start
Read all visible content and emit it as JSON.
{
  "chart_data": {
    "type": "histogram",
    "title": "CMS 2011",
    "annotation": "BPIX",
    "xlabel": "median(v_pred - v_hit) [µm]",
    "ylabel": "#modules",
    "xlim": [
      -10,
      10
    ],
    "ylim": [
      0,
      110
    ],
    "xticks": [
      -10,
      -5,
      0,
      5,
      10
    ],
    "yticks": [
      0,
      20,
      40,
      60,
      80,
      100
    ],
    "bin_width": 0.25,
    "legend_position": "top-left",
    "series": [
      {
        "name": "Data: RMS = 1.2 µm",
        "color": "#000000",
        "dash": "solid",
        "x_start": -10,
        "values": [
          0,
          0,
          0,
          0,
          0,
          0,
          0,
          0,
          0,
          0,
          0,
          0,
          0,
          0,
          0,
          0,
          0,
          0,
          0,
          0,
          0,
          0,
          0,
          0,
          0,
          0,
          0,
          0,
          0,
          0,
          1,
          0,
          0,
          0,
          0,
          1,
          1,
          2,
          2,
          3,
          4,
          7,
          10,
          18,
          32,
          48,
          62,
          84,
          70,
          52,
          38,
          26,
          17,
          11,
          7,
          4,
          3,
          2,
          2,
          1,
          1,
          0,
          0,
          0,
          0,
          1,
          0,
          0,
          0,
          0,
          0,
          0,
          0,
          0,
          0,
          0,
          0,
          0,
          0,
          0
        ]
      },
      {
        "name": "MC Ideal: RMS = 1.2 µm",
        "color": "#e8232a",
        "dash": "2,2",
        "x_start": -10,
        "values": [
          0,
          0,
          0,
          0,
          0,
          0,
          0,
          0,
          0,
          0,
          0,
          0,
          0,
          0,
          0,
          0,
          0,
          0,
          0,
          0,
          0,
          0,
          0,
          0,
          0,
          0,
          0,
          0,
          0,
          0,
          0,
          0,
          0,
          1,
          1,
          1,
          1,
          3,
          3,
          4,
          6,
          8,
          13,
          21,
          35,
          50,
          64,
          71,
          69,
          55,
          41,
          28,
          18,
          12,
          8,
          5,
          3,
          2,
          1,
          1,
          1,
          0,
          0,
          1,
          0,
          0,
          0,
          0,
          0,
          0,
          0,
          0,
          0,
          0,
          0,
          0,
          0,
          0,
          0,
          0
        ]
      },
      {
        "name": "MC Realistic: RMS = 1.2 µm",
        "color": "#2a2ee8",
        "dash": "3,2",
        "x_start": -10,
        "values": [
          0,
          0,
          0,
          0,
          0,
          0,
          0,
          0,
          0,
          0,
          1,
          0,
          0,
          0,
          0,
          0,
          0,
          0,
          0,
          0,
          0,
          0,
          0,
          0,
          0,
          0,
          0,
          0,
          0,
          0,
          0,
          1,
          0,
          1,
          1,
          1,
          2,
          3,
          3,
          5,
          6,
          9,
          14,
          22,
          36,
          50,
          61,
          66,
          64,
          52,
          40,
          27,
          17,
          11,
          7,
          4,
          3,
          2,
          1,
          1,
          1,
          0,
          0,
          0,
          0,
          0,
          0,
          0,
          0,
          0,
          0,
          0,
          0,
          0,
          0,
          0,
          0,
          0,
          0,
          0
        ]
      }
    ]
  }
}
end
Copy, from the material, each line that holds the string "color".

[Reply]:
        "color": "#000000",
        "color": "#e8232a",
        "color": "#2a2ee8",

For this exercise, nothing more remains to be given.